(FRAGMENTO DEL TEXTO)
####################
En Uruguay, el Frente Amplio consiguió la aprobación de la unión concubinaria, el cambio de sexo en el registro civil y una norma que habilitaría la adopción legal por parte de parejas homosexuales. En Chile, Michelle Bachelet cumplió su promesa de gobernar con un gabinete integrado en partes iguales por hombres y mujeres, impulsó una ley para equiparar la representación de género en los partidos políticos y una campaña de educación sexual en los colegios y de anticoncepción de emergencia en los hospitales públicos.

El régimen cubano, cuya capacidad de sintonizar los nuevos tiempos nunca conviene subestimar, derogó las leyes discriminatorias e incluso lanzó una ambiciosa y muy moderna política de inclusión de las minorías sexuales desde el Centro Nacional de Educación Sexual, cuya directora es nada menos que Mariela Castro, la hija de Raúl.

Por supuesto, no se trata de avances lineales. Dos años atrás, Tabaré Vázquez vetó la ley de despenalización del aborto aprobada por un acuerdo interpartidario impulsado por su propia coalición; Bachelet ha sido acusada por las organizaciones gays chilenas de hacer poco y nada en defensa de sus derechos; el PT, en cuyo origen se encuentran corrientes de cristianismo de base, se niega a hablar de aborto, y alcanza con echarles un vistazo a las blancas caras de la nomenklatura cubana para comprobar que la desigualdad racial está lejos de haberse resuelto.
####################
(ÍTEMS RECIBIDOS)
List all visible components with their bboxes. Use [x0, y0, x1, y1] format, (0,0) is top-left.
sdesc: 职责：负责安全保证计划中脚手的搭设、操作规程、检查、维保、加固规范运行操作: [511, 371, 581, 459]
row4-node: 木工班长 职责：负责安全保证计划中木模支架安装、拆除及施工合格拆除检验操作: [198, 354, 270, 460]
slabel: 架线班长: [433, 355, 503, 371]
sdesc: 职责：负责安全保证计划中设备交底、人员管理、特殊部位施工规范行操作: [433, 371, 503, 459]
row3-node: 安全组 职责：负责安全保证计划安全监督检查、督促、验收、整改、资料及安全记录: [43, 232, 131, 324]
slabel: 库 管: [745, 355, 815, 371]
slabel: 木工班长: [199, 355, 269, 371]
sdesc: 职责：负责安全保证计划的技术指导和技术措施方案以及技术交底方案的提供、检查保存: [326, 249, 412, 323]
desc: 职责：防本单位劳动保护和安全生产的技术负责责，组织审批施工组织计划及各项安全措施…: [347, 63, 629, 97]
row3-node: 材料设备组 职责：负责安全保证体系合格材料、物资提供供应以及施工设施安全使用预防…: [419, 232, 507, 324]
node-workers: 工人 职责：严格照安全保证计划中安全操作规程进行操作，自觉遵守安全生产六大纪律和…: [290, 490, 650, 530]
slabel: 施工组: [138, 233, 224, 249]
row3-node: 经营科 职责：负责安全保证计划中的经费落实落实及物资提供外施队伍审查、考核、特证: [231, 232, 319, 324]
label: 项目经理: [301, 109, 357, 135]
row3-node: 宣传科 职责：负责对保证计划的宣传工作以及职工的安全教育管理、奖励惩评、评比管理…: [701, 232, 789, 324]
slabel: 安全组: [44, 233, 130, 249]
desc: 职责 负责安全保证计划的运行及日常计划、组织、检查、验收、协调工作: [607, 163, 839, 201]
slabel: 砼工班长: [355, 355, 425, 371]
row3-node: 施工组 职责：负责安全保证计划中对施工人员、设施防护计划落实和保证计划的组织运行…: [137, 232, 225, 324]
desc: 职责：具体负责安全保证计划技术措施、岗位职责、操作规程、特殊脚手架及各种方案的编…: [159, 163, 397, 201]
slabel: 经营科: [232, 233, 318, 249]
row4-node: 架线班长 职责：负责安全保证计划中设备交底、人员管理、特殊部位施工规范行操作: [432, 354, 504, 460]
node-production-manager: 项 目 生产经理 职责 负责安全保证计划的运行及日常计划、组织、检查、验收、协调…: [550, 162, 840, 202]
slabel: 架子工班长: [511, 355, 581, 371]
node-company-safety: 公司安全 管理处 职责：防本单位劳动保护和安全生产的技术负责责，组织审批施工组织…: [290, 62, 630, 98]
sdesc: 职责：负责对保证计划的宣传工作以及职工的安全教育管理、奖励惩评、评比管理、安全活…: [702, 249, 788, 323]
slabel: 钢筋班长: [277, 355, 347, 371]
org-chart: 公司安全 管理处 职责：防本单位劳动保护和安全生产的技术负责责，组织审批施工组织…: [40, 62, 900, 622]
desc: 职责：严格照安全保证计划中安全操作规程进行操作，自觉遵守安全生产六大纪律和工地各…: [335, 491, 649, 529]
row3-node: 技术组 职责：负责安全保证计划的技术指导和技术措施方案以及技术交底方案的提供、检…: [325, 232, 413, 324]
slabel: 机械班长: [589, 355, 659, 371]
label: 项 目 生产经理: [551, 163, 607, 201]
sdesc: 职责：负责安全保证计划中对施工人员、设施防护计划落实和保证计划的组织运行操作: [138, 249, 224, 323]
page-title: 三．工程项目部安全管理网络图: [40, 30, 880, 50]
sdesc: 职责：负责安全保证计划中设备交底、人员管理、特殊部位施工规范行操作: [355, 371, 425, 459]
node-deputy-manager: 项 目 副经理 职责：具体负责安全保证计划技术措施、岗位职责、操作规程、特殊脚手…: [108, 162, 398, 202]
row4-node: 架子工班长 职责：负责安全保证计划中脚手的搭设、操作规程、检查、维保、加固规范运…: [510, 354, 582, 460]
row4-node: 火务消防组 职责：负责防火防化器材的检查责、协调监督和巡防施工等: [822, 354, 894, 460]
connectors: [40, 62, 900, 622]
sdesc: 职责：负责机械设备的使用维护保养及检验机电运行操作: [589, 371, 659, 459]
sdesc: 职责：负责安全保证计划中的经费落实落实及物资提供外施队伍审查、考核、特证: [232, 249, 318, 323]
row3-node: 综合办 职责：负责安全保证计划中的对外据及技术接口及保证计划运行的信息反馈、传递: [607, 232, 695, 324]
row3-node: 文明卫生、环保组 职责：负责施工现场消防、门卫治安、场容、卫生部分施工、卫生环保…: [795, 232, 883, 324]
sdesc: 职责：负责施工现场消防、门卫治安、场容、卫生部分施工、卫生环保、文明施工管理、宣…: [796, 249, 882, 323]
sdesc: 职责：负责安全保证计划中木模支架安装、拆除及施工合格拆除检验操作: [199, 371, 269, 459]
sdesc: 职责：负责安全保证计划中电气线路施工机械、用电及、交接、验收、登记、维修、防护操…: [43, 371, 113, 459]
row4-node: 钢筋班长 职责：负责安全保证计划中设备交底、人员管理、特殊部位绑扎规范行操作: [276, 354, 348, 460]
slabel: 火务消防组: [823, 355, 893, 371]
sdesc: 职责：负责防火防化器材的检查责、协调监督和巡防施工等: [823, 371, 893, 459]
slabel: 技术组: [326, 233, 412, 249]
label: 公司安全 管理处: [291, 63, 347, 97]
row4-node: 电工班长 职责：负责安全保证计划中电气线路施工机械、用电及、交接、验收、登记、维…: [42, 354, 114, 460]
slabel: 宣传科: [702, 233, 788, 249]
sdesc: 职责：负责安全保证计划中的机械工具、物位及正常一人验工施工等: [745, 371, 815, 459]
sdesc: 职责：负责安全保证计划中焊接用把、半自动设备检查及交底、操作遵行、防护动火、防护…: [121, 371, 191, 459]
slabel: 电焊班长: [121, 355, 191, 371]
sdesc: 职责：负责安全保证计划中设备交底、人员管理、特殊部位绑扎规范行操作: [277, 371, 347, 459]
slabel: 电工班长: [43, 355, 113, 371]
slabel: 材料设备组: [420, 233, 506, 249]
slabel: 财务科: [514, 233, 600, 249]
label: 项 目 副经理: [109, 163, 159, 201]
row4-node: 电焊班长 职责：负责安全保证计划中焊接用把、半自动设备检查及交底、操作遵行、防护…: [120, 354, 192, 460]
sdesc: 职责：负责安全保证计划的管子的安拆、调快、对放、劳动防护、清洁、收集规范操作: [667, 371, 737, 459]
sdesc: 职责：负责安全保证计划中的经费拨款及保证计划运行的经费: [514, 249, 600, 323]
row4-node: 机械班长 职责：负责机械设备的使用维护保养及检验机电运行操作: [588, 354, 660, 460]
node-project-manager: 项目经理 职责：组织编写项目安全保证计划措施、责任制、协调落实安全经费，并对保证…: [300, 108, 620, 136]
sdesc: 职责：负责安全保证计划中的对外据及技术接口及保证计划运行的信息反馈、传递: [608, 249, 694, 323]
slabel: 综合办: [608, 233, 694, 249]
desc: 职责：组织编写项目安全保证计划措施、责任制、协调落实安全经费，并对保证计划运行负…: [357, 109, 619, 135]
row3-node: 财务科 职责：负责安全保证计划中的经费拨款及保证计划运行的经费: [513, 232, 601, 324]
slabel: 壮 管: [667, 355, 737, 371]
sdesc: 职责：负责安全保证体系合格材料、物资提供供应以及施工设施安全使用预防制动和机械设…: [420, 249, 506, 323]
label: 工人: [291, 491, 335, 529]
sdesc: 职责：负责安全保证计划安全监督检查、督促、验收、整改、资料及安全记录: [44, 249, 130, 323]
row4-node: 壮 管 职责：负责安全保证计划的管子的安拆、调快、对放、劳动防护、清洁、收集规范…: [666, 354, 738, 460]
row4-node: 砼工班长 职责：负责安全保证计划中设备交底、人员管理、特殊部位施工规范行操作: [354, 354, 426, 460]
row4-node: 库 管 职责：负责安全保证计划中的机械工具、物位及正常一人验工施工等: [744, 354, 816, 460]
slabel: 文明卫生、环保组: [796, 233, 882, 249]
####################
(PREGUNTAS POR RESPONDER)
1 - Copia del fragmento del texto el pasaje que arranca en las palabras "Por supuesto, no" y acaba después de "de haberse resuelto.".
2 - Nombra a todas las personas que aparecen con su nombre en el fragmento del texto, en el orden en que salen.
Los ítems no tienen nada que ver con esto.

(RESULTADOS POR TAREA)
1 -
Por supuesto, no se trata de avances lineales. Dos años atrás, Tabaré Vázquez vetó la ley de despenalización del aborto aprobada por un acuerdo interpartidario impulsado por su propia coalición; Bachelet ha sido acusada por las organizaciones gays chilenas de hacer poco y nada en defensa de sus derechos; el PT, en cuyo origen se encuentran corrientes de cristianismo de base, se niega a hablar de aborto, y alcanza con echarles un vistazo a las blancas caras de la nomenklatura cubana para comprobar que la desigualdad racial está lejos de haberse resuelto.

2 -
Michelle Bachelet
Mariela Castro
Raúl
Tabaré Vázquez